**** INPUT ****

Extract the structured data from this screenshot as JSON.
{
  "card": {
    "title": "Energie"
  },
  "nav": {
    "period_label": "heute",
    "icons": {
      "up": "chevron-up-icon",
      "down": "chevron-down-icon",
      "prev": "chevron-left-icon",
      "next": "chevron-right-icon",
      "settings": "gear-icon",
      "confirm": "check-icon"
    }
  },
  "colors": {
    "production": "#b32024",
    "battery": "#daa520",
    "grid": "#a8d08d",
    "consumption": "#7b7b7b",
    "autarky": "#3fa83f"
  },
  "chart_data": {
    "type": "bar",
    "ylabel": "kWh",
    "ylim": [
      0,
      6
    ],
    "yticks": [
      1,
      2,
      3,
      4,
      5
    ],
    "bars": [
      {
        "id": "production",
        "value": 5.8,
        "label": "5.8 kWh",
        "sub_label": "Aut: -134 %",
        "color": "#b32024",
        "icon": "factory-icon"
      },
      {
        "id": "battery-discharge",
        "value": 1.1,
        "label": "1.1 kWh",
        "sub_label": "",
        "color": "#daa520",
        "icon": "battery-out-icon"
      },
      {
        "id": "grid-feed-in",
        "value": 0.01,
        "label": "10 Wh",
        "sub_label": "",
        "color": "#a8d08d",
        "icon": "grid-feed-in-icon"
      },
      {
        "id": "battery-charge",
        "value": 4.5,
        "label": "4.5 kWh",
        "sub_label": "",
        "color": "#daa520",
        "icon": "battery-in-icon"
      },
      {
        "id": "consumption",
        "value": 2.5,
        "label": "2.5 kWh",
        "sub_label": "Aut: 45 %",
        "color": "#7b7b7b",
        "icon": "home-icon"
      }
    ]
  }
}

****

Identify each line in the records above containing the word "feed"; copy those lines.

- SOLUTION BELOW:
        "id": "grid-feed-in",
        "icon": "grid-feed-in-icon"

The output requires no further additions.